EXERCISE
Retype the whole listing below, character for character.

[START SUPPLIED INFORMATION]

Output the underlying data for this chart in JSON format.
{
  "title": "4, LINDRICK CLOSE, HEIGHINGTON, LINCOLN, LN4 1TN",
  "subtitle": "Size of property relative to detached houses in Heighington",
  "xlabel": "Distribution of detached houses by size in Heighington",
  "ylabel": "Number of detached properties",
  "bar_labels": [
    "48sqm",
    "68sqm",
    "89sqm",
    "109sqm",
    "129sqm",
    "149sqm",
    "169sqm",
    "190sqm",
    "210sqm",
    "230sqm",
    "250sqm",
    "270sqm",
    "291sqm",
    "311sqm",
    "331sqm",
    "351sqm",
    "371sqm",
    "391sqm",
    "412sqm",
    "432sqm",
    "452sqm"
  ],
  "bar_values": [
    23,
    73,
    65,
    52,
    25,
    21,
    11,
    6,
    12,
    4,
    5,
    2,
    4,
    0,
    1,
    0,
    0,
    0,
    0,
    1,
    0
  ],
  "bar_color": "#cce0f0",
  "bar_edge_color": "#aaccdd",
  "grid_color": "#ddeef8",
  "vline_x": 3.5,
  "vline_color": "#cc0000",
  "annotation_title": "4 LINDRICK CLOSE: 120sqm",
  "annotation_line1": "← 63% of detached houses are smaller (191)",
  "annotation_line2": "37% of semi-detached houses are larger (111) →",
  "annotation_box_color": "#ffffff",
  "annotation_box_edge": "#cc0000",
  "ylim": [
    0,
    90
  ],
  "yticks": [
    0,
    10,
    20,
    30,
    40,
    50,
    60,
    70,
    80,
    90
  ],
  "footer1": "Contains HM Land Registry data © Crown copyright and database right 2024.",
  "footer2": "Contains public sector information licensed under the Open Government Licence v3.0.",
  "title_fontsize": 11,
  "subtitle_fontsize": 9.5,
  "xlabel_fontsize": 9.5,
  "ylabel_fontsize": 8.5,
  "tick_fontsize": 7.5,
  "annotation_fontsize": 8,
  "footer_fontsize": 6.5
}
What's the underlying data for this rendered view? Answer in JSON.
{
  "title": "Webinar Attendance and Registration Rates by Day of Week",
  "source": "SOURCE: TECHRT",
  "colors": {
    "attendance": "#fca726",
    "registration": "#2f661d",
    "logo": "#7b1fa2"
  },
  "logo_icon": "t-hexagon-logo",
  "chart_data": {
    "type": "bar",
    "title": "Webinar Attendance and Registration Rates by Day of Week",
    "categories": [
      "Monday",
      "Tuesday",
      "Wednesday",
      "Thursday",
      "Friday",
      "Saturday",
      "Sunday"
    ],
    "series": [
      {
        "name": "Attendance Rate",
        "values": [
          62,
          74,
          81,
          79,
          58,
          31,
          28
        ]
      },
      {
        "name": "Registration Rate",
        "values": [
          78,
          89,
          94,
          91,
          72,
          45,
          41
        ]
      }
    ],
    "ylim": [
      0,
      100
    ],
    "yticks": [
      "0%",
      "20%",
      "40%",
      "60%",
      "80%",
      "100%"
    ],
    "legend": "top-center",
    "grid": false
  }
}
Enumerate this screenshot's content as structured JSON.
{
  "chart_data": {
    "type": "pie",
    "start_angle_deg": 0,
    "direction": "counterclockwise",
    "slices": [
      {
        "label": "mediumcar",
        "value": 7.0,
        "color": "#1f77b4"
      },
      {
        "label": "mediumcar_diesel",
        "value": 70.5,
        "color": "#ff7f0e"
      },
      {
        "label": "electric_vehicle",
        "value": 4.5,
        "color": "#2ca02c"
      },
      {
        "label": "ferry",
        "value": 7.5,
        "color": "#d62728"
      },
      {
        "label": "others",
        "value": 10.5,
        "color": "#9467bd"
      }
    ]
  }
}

[END SUPPLIED INFORMATION]

ANSWER TO THE EXERCISE
Output the underlying data for this chart in JSON format.
{
  "title": "4, LINDRICK CLOSE, HEIGHINGTON, LINCOLN, LN4 1TN",
  "subtitle": "Size of property relative to detached houses in Heighington",
  "xlabel": "Distribution of detached houses by size in Heighington",
  "ylabel": "Number of detached properties",
  "bar_labels": [
    "48sqm",
    "68sqm",
    "89sqm",
    "109sqm",
    "129sqm",
    "149sqm",
    "169sqm",
    "190sqm",
    "210sqm",
    "230sqm",
    "250sqm",
    "270sqm",
    "291sqm",
    "311sqm",
    "331sqm",
    "351sqm",
    "371sqm",
    "391sqm",
    "412sqm",
    "432sqm",
    "452sqm"
  ],
  "bar_values": [
    23,
    73,
    65,
    52,
    25,
    21,
    11,
    6,
    12,
    4,
    5,
    2,
    4,
    0,
    1,
    0,
    0,
    0,
    0,
    1,
    0
  ],
  "bar_color": "#cce0f0",
  "bar_edge_color": "#aaccdd",
  "grid_color": "#ddeef8",
  "vline_x": 3.5,
  "vline_color": "#cc0000",
  "annotation_title": "4 LINDRICK CLOSE: 120sqm",
  "annotation_line1": "← 63% of detached houses are smaller (191)",
  "annotation_line2": "37% of semi-detached houses are larger (111) →",
  "annotation_box_color": "#ffffff",
  "annotation_box_edge": "#cc0000",
  "ylim": [
    0,
    90
  ],
  "yticks": [
    0,
    10,
    20,
    30,
    40,
    50,
    60,
    70,
    80,
    90
  ],
  "footer1": "Contains HM Land Registry data © Crown copyright and database right 2024.",
  "footer2": "Contains public sector information licensed under the Open Government Licence v3.0.",
  "title_fontsize": 11,
  "subtitle_fontsize": 9.5,
  "xlabel_fontsize": 9.5,
  "ylabel_fontsize": 8.5,
  "tick_fontsize": 7.5,
  "annotation_fontsize": 8,
  "footer_fontsize": 6.5
}
What's the underlying data for this rendered view? Answer in JSON.
{
  "title": "Webinar Attendance and Registration Rates by Day of Week",
  "source": "SOURCE: TECHRT",
  "colors": {
    "attendance": "#fca726",
    "registration": "#2f661d",
    "logo": "#7b1fa2"
  },
  "logo_icon": "t-hexagon-logo",
  "chart_data": {
    "type": "bar",
    "title": "Webinar Attendance and Registration Rates by Day of Week",
    "categories": [
      "Monday",
      "Tuesday",
      "Wednesday",
      "Thursday",
      "Friday",
      "Saturday",
      "Sunday"
    ],
    "series": [
      {
        "name": "Attendance Rate",
        "values": [
          62,
          74,
          81,
          79,
          58,
          31,
          28
        ]
      },
      {
        "name": "Registration Rate",
        "values": [
          78,
          89,
          94,
          91,
          72,
          45,
          41
        ]
      }
    ],
    "ylim": [
      0,
      100
    ],
    "yticks": [
      "0%",
      "20%",
      "40%",
      "60%",
      "80%",
      "100%"
    ],
    "legend": "top-center",
    "grid": false
  }
}
Enumerate this screenshot's content as structured JSON.
{
  "chart_data": {
    "type": "pie",
    "start_angle_deg": 0,
    "direction": "counterclockwise",
    "slices": [
      {
        "label": "mediumcar",
        "value": 7.0,
        "color": "#1f77b4"
      },
      {
        "label": "mediumcar_diesel",
        "value": 70.5,
        "color": "#ff7f0e"
      },
      {
        "label": "electric_vehicle",
        "value": 4.5,
        "color": "#2ca02c"
      },
      {
        "label": "ferry",
        "value": 7.5,
        "color": "#d62728"
      },
      {
        "label": "others",
        "value": 10.5,
        "color": "#9467bd"
      }
    ]
  }
}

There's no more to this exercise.